ÜBUNGSAUFGABEN -
• a. Beantworten Sie anhand des Berichts über die Sex-Erpressung die folgenden Fragen:
(i) In welcher Stadt musste sich „Arnella“ wegen Erpressung verantworten?
(ii) Welchen Beruf hat „Arnella“ gelernt?
(iii) Welche Strafe erhielt sie vor Gericht?
• b. Zitieren Sie aus dem Bericht über die Sex-Erpressung alles von „Die 34-Jährige musste“ bis hinunter zu „einer Geldbuße davon.“.

VORLIEGENDER AUSZUG -
=======
Sex-Erpressung

"Geld-Herrin" nahm ihren Sklaven aus

NÖ. Das gibt es wirklich: Es gibt Männer, die im Internet sexuelle Befriedigung daraus schöpfen, einer fremden Frau einfach Geld zu überweisen. Die Domina „Arnella“ lebte davon, trat als „Geld-Herrin“ auf und schröpfte ihre Freier. Motto: „Dein hart verdientes Geld ist mein Luxus.“

„Arnella“ suchte international nach „Zahl-Sklaven“. In Niederösterreich wurde sie fündig. Der Maschinenbautechniker Thomas D. (Name geändert) aus dem Bezirk Amstetten ging ihr auf den Leim. Über Monate chatteten die beiden, der 27-Jährige überwies immer wieder Geld und befriedigte sich dabei selbst. Am Schluss gab er der Domina Vollmacht übers Konto: „Er verdiente 3.500 Euro. Am 1. eines Monats war er schon pleite“, sagte „Arnella“ jetzt vor Gericht.

Als der Mann schließlich pleite war, ging er zur Polizei

Die 34-Jährige musste sich im bayerischen Augsburg wegen Erpressung verantworten. Als der Niederösterreicher nicht weiter zahlen wollte, soll sie laut Anklage damit gedroht haben, seinen Eltern von seinen ungewöhnlichen Praktiken zu berichten und ihnen kompromittierende Fotos zu schicken.

Einmal zahlte Thomas D. noch, doch dann war er pleite und schaltete die Polizei ein. „Arnella“, gelernte Friseurin, flog auf.

Vor Gericht zeigte sie sich reuig, bat trotz Vorstrafen um Milde. Sie kam mit neun Monaten auf Bewährung und einer Geldbuße davon.
=======
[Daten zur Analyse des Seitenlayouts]
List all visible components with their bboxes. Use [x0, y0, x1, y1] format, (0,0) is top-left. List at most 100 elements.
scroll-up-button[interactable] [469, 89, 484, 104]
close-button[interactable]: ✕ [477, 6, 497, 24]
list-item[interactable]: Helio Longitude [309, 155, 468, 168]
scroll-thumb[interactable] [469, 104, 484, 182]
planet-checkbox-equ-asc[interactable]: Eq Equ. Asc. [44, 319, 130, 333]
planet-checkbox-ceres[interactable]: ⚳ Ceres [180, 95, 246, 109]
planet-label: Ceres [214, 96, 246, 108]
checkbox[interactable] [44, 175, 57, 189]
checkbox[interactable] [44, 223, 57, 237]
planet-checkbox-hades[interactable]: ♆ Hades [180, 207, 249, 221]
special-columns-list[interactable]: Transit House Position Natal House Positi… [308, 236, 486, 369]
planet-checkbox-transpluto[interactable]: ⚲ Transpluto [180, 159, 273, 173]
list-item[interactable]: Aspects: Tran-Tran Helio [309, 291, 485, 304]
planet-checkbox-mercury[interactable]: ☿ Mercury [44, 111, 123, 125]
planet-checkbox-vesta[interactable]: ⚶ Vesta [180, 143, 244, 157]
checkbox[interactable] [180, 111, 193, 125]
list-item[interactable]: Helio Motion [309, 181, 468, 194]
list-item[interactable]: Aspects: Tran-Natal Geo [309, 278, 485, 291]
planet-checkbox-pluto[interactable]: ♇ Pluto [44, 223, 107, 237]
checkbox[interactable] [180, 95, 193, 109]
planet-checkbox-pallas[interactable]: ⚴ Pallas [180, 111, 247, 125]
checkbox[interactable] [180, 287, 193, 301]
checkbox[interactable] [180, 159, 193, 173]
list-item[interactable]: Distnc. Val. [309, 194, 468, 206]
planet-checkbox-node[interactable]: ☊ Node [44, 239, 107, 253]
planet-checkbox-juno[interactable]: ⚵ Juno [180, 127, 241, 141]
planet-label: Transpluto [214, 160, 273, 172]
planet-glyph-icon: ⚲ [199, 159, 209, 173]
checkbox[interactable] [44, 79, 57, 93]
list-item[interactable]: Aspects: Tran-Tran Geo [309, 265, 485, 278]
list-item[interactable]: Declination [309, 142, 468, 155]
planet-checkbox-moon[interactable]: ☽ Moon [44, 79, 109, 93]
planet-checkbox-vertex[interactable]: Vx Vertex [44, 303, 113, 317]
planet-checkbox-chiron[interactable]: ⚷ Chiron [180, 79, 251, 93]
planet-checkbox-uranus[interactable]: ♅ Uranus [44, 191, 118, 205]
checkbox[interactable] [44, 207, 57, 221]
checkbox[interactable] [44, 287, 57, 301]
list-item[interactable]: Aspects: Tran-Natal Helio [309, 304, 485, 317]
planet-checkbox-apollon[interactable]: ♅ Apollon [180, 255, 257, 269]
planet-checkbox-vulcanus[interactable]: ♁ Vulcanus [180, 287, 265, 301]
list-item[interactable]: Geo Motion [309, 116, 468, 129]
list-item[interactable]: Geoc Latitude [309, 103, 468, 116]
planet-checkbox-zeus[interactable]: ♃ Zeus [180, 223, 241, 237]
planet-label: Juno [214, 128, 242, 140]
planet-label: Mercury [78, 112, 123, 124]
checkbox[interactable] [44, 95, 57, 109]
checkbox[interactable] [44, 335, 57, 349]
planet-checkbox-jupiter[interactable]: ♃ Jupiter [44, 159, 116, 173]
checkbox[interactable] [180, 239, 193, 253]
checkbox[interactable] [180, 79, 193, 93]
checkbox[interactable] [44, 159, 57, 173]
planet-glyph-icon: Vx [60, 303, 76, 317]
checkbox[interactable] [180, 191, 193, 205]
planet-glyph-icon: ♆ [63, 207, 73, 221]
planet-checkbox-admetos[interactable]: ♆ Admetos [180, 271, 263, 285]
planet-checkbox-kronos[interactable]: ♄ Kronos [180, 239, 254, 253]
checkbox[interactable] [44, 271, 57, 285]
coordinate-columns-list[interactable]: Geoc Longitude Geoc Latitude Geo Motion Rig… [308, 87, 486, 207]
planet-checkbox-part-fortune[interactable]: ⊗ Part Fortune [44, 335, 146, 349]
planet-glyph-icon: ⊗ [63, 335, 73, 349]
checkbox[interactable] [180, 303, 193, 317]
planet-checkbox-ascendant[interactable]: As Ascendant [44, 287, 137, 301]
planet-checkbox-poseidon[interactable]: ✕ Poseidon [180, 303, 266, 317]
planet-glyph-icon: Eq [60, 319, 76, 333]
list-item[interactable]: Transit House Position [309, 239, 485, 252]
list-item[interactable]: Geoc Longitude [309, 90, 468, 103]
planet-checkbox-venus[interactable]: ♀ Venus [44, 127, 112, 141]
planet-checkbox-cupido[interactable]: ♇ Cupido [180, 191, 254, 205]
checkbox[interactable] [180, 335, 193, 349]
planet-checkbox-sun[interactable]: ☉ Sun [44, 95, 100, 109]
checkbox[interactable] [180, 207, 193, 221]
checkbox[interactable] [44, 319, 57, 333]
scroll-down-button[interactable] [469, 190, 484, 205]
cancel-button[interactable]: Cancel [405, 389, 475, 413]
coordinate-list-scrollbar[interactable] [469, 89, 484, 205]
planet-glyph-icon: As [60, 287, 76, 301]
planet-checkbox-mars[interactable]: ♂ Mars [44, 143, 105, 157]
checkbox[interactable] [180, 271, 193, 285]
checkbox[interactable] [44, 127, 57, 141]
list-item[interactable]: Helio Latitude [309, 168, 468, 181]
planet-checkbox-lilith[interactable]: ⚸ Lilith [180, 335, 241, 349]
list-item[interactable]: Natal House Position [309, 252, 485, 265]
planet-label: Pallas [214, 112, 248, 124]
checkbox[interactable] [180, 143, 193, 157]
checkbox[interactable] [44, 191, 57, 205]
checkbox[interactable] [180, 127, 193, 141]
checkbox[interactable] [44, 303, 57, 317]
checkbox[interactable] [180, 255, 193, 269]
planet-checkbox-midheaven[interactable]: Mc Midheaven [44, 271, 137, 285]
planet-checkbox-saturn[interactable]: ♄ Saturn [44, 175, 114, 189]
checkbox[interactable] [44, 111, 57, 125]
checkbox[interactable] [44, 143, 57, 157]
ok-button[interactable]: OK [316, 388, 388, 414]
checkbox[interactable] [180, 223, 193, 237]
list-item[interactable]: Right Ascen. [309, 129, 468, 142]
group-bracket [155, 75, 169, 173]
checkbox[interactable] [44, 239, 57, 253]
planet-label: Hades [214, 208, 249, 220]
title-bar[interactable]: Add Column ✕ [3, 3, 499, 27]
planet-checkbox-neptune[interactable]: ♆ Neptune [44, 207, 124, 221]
=======
LÖSUNGEN -
• a.
(i) Im bayerischen Augsburg.
(ii) Sie ist gelernte Friseurin.
(iii) Sie erhielt neun Monate auf Bewährung und eine Geldbuße.

• b.
Die 34-Jährige musste sich im bayerischen Augsburg wegen Erpressung verantworten. Als der Niederösterreicher nicht weiter zahlen wollte, soll sie laut Anklage damit gedroht haben, seinen Eltern von seinen ungewöhnlichen Praktiken zu berichten und ihnen kompromittierende Fotos zu schicken.

Einmal zahlte Thomas D. noch, doch dann war er pleite und schaltete die Polizei ein. „Arnella“, gelernte Friseurin, flog auf.

Vor Gericht zeigte sie sich reuig, bat trotz Vorstrafen um Milde. Sie kam mit neun Monaten auf Bewährung und einer Geldbuße davon.